Exercise.
Give the records back in full, exactly as they read.

+++ Listed entries +++

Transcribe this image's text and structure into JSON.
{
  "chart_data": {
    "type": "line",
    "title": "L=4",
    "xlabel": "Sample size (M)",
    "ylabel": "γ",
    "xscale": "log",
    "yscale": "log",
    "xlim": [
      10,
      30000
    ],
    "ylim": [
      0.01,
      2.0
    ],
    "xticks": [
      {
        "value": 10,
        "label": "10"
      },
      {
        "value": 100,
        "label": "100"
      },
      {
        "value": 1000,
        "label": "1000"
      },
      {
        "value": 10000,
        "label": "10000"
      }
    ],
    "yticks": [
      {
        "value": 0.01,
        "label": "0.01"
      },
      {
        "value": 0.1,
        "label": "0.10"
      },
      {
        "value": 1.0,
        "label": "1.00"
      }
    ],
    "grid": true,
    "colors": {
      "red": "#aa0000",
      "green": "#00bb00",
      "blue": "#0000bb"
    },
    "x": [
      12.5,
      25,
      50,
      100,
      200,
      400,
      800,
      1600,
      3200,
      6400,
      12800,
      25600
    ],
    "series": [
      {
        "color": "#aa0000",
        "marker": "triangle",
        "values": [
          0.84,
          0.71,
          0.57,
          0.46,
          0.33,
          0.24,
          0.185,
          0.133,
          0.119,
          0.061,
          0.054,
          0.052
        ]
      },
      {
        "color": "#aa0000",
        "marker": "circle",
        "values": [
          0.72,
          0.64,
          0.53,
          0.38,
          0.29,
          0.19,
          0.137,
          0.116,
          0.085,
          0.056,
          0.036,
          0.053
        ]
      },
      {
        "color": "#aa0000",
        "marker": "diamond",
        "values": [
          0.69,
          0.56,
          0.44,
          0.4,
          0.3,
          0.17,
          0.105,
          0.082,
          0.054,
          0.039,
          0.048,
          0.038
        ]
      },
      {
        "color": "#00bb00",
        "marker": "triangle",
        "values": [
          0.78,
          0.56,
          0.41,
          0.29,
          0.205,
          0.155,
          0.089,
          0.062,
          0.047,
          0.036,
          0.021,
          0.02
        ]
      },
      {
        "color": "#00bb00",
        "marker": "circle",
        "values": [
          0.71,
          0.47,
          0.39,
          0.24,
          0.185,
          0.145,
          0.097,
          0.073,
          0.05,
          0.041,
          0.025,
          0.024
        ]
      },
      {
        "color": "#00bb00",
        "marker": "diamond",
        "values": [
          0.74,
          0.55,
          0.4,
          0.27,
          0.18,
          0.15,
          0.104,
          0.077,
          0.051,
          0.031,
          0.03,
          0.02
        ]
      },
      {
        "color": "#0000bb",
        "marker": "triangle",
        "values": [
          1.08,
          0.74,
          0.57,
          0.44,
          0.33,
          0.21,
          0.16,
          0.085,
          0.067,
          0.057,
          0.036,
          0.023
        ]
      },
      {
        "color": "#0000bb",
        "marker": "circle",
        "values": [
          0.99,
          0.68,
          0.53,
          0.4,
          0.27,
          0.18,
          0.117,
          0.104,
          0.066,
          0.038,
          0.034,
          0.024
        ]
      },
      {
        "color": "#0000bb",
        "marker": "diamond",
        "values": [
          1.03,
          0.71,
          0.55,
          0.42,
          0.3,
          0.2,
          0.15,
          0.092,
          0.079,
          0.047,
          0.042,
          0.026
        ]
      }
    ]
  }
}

+++

Problem solution.
Transcribe this image's text and structure into JSON.
{
  "chart_data": {
    "type": "line",
    "title": "L=4",
    "xlabel": "Sample size (M)",
    "ylabel": "γ",
    "xscale": "log",
    "yscale": "log",
    "xlim": [
      10,
      30000
    ],
    "ylim": [
      0.01,
      2.0
    ],
    "xticks": [
      {
        "value": 10,
        "label": "10"
      },
      {
        "value": 100,
        "label": "100"
      },
      {
        "value": 1000,
        "label": "1000"
      },
      {
        "value": 10000,
        "label": "10000"
      }
    ],
    "yticks": [
      {
        "value": 0.01,
        "label": "0.01"
      },
      {
        "value": 0.1,
        "label": "0.10"
      },
      {
        "value": 1.0,
        "label": "1.00"
      }
    ],
    "grid": true,
    "colors": {
      "red": "#aa0000",
      "green": "#00bb00",
      "blue": "#0000bb"
    },
    "x": [
      12.5,
      25,
      50,
      100,
      200,
      400,
      800,
      1600,
      3200,
      6400,
      12800,
      25600
    ],
    "series": [
      {
        "color": "#aa0000",
        "marker": "triangle",
        "values": [
          0.84,
          0.71,
          0.57,
          0.46,
          0.33,
          0.24,
          0.185,
          0.133,
          0.119,
          0.061,
          0.054,
          0.052
        ]
      },
      {
        "color": "#aa0000",
        "marker": "circle",
        "values": [
          0.72,
          0.64,
          0.53,
          0.38,
          0.29,
          0.19,
          0.137,
          0.116,
          0.085,
          0.056,
          0.036,
          0.053
        ]
      },
      {
        "color": "#aa0000",
        "marker": "diamond",
        "values": [
          0.69,
          0.56,
          0.44,
          0.4,
          0.3,
          0.17,
          0.105,
          0.082,
          0.054,
          0.039,
          0.048,
          0.038
        ]
      },
      {
        "color": "#00bb00",
        "marker": "triangle",
        "values": [
          0.78,
          0.56,
          0.41,
          0.29,
          0.205,
          0.155,
          0.089,
          0.062,
          0.047,
          0.036,
          0.021,
          0.02
        ]
      },
      {
        "color": "#00bb00",
        "marker": "circle",
        "values": [
          0.71,
          0.47,
          0.39,
          0.24,
          0.185,
          0.145,
          0.097,
          0.073,
          0.05,
          0.041,
          0.025,
          0.024
        ]
      },
      {
        "color": "#00bb00",
        "marker": "diamond",
        "values": [
          0.74,
          0.55,
          0.4,
          0.27,
          0.18,
          0.15,
          0.104,
          0.077,
          0.051,
          0.031,
          0.03,
          0.02
        ]
      },
      {
        "color": "#0000bb",
        "marker": "triangle",
        "values": [
          1.08,
          0.74,
          0.57,
          0.44,
          0.33,
          0.21,
          0.16,
          0.085,
          0.067,
          0.057,
          0.036,
          0.023
        ]
      },
      {
        "color": "#0000bb",
        "marker": "circle",
        "values": [
          0.99,
          0.68,
          0.53,
          0.4,
          0.27,
          0.18,
          0.117,
          0.104,
          0.066,
          0.038,
          0.034,
          0.024
        ]
      },
      {
        "color": "#0000bb",
        "marker": "diamond",
        "values": [
          1.03,
          0.71,
          0.55,
          0.42,
          0.3,
          0.2,
          0.15,
          0.092,
          0.079,
          0.047,
          0.042,
          0.026
        ]
      }
    ]
  }
}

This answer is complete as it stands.